Number of deep learning papers: 10003

Out[3]:

	link	time	favorites	rts	authors	category	published	summary	title	tweeted
2	arxiv.org/abs/1611.10010	NaN	NaN	NaN	[Debidatta Dwibedi, Tomasz Malisiewicz, Vijay ...	cs.CV	2016-11-30 06:00:47	We present a Deep Cuboid Detector which takes ...	Deep Cuboid Detection: Beyond 2D Bounding Boxes	0
3	arxiv.org/abs/1611.10012	2016-12-01 01:46:12	11.0	2.0	[Jonathan Huang, Vivek Rathod, Chen Sun, Mengl...	cs.CV	2016-11-30 06:06:15	In this paper, we study the trade-off between ...	Speed/accuracy trade-offs for modern convoluti...	1
5	arxiv.org/abs/1611.10017	NaN	NaN	NaN	[Gou Koutaki, Keiichiro Shirai, Mitsuru Ambai]	cs.CV	2016-11-30 06:35:39	In this paper, we propose a learning-based sup...	Fast Supervised Discrete Hashing and its Analysis	0
10	arxiv.org/abs/1611.10031	NaN	NaN	NaN	[Peng Liu, Hui Zhang, Kie B. Eom]	cs.LG	2016-11-30 07:34:46	Active deep learning classification of hypersp...	Active Deep Learning for Classification of Hyp...	0
11	arxiv.org/abs/1611.10038	NaN	NaN	NaN	[Si Li, Nianwen Xue]	cs.CL	2016-11-30 07:53:34	A patent is a property right for an invention ...	Towards Accurate Word Segmentation for Chinese...	0

In [4]:

arxiv_df.loc[32, 'title']

Out[4]:

'Fusion of EEG and Musical Features in Continuous Music-emotion\n  Recognition'

In [5]:

# remove newlines in arxiv titles
arxiv_df.title = arxiv_df.title.apply(lambda x: x.replace('\n ', ''))

arxiv_df.loc[32, 'title']

Out[5]:

'Fusion of EEG and Musical Features in Continuous Music-emotion Recognition'

In [6]:

paper_len = (arxiv_df.title.str.len()).mean()

◆ **Extracted material**:
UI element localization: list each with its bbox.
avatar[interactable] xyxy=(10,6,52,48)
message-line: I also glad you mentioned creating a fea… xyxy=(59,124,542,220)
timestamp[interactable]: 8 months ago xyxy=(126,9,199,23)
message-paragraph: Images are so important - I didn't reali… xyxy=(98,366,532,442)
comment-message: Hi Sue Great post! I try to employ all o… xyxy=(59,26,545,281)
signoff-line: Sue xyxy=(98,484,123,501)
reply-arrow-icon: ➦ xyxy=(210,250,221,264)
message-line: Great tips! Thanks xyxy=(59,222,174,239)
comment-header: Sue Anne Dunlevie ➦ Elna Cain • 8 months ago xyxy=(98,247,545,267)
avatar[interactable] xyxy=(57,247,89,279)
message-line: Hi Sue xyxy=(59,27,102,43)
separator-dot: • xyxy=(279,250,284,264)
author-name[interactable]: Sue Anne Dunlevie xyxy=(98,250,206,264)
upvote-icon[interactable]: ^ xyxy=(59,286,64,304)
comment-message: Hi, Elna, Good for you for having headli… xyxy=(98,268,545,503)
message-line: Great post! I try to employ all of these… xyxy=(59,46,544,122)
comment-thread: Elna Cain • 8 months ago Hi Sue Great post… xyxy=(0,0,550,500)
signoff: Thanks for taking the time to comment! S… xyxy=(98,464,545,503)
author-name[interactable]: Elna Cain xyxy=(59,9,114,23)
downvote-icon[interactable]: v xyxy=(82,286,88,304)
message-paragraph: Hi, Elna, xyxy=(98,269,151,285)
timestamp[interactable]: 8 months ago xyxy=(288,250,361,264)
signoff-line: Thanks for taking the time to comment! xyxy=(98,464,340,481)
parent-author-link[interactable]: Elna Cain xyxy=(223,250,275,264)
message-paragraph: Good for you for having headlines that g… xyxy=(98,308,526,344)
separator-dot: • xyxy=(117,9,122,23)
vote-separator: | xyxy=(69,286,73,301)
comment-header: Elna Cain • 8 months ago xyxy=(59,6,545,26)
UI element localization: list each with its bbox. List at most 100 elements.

◆ **List of tasks**:
A – Duplicate the listing from its first line through the line containing "timestamp[interactable]: 8 months ago xyxy=(126,9,199,23)", including both of those lines.
B – Go on with the notebook excerpt on arXiv deep learning papers, starting after its last line.
The notebook excerpt and the listing have nothing to do with each other.

◆ **Exercise responses**:
A –
UI element localization: list each with its bbox.
avatar[interactable] xyxy=(10,6,52,48)
message-line: I also glad you mentioned creating a fea… xyxy=(59,124,542,220)
timestamp[interactable]: 8 months ago xyxy=(126,9,199,23)

B –
print(f'mean paper title length: {paper_len:.2f} chars')

mean paper title length: 69.33 chars

In [7]:

songs_df = pd.read_json(os.path.join(DATA_DIR, 'song_titles_5yrs.json'))
songs_df.columns = ['title']
print('Total number of songs:', len(songs_df))
songs_df.head()

Total number of songs: 9850

Out[7]:

	title
0	Silver Lining
1	Four Winds
2	Half Love
3	Sowa (Alex Garett & Greg Herma Edit)
4	Killing My Time

In [8]:

song_len = (songs_df.title.str.len()).mean()
print(f'mean song title length: {song_len:.2f} chars')

mean song title length: 22.43 chars

In [9]:

arxiv_titles = '\n'.join(arxiv_df.title)
song_titles = '\n'.join(songs_df.title)

print('arxiv_titles:\n', arxiv_titles[:100])
print('\nsong_titles:\n', song_titles[:50])

arxiv_titles:
 Deep Cuboid Detection: Beyond 2D Bounding Boxes
Speed/accuracy trade-offs for modern convolutional o

song_titles:
 Silver Lining
Four Winds
Half Love
Sowa (Alex Gare

In [25]:

print('arxiv_titles vocab_len:', len(set(arxiv_titles)))
print('song_titles vocab_len:', len(set(song_titles)))
bs = min(len(set(arxiv_titles)), len(set(song_titles)))
print('min vocab_len (and max batch_size):', bs)

arxiv_titles vocab_len: 111
song_titles vocab_len: 142
min vocab_len (and max batch_size): 111

In [11]:

with open(os.path.join(DATA_DIR, 'arxiv_titles.txt'), 'w', encoding='utf-8') as f:
    f.write(arxiv_titles)
    
with open(os.path.join(DATA_DIR, 'song_titles.txt'), 'w', encoding='utf-8') as f:
    f.write(song_titles)

Approach 1: Pretraining¶

DL paper titles -> song titles¶

In [12]:

model_cfg = {
    'rnn_size': 128,
    'rnn_layers': 4,
    'rnn_bidirectional': False, #True,
    'max_length': int(paper_len),
    #'max_words': 10000,
    'dim_embeddings': 100,
    'word_level': False,
}

train_cfg = {
    'num_epochs': 10,
    'gen_epochs': 2,
    'batch_size': bs, # 1024,
    'train_size': 0.8,
    'dropout': 0.0,
    'max_gen_length': int(paper_len*2), #300,
    'validation': True, # False,
    'is_csv': False
}

paper_model_name = 'deep_paper_titles'
textgen = textgenrnn(name=paper_model_name)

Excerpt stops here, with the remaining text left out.